#### WHAT IS BEING ASKED
Which lines contain the string "from"? Please list every one of them.

=== RECORD EXCERPTS ===

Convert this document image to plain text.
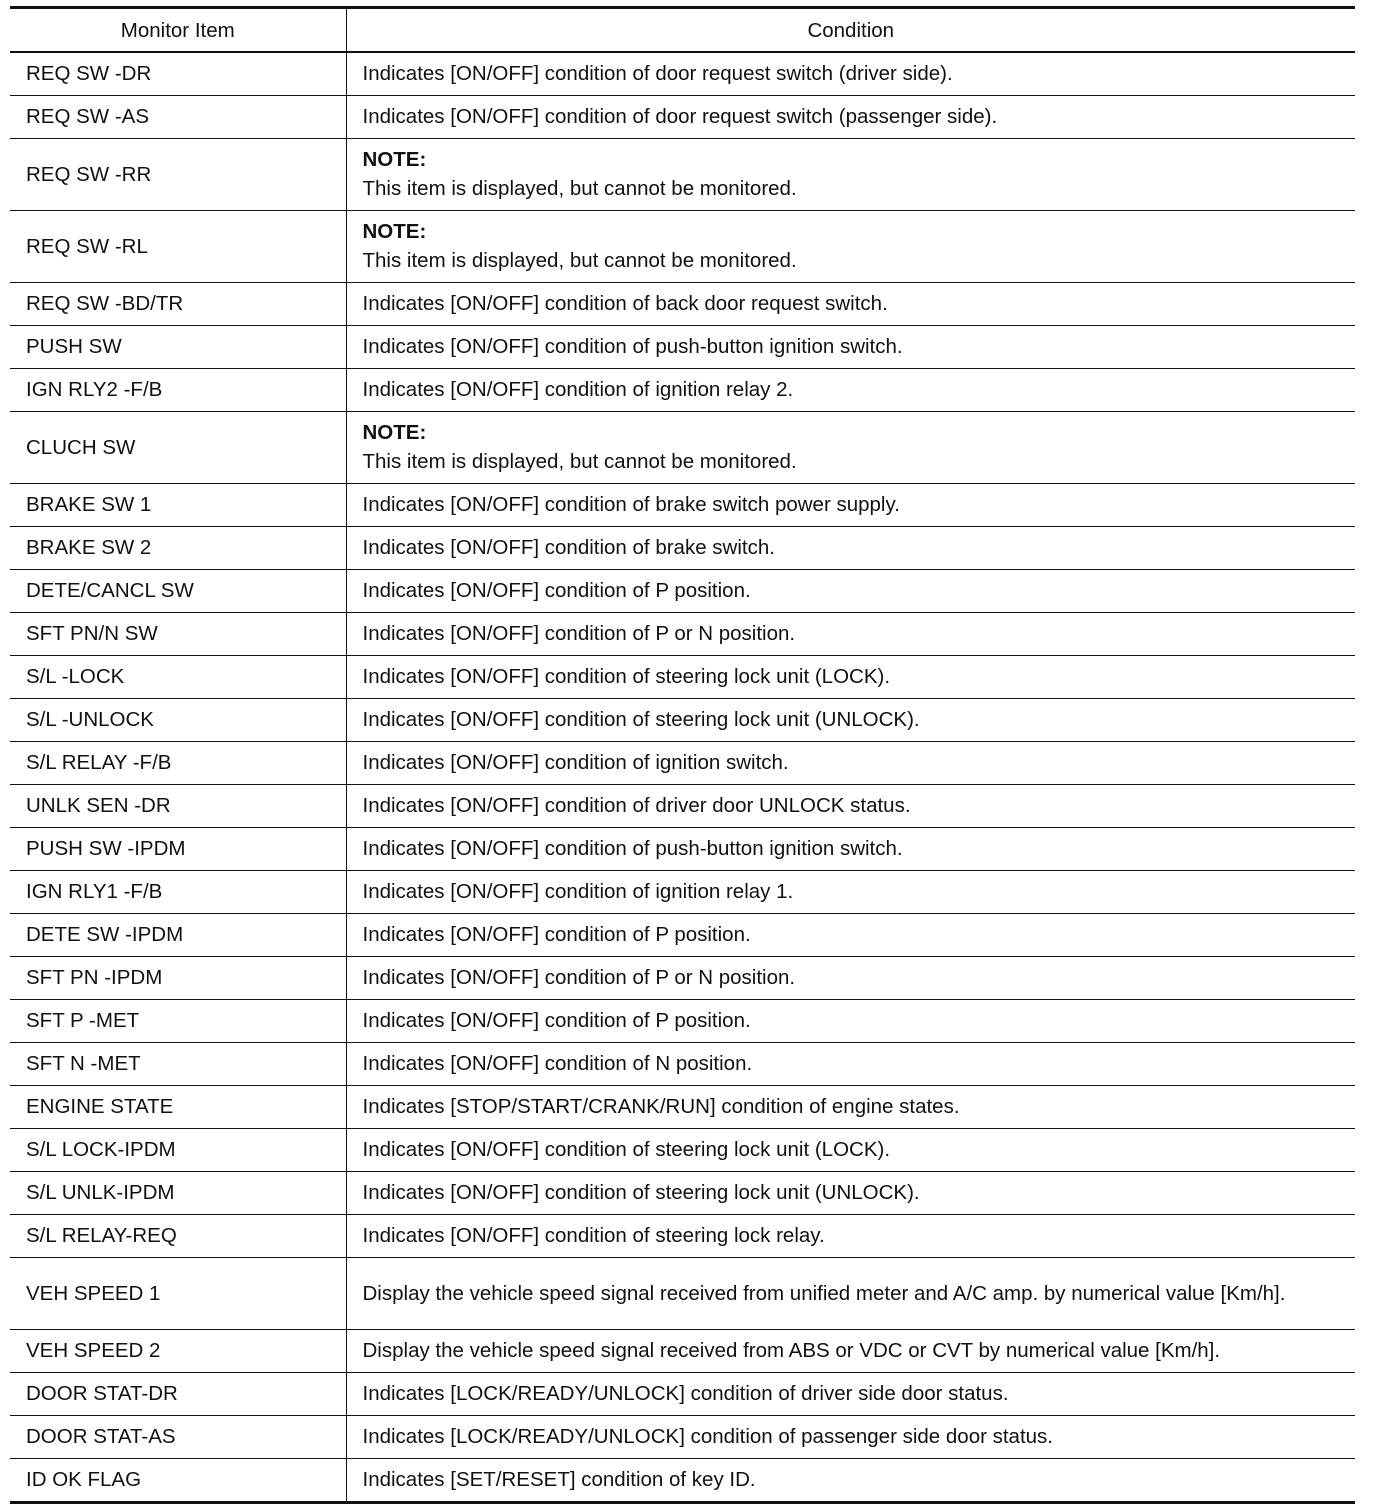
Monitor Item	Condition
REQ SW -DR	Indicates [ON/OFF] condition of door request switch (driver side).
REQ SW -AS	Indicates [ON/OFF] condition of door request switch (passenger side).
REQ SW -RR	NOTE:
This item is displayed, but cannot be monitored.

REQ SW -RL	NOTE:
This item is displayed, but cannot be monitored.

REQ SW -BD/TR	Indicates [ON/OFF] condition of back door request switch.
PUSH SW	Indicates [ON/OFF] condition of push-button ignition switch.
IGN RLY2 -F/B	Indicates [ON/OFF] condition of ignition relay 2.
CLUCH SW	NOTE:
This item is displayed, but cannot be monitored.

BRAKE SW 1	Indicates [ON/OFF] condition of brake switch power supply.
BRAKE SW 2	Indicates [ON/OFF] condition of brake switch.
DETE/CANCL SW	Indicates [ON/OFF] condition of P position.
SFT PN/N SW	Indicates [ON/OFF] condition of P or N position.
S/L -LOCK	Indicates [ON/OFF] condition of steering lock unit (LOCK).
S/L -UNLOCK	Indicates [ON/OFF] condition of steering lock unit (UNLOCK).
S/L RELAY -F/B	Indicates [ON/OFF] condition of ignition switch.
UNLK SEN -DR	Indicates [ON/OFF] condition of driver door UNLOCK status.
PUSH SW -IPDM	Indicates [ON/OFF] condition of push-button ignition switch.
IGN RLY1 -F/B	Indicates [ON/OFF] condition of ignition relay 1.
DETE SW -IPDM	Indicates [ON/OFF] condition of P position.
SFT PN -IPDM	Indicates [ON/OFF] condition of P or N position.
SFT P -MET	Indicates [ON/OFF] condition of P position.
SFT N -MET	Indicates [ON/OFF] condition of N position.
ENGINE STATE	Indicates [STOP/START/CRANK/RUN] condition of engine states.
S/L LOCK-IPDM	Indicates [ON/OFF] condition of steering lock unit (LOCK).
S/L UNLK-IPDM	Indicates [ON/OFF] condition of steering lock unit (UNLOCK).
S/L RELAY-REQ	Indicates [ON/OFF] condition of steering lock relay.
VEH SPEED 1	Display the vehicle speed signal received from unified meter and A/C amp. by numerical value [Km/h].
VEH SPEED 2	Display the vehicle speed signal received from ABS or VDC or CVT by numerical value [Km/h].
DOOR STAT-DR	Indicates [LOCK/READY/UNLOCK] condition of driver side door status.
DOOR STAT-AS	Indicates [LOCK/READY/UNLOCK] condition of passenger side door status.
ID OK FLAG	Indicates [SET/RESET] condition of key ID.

===

#### TASK ANSWER
VEH SPEED 1	Display the vehicle speed signal received from unified meter and A/C amp. by numerical value [Km/h].
VEH SPEED 2	Display the vehicle speed signal received from ABS or VDC or CVT by numerical value [Km/h].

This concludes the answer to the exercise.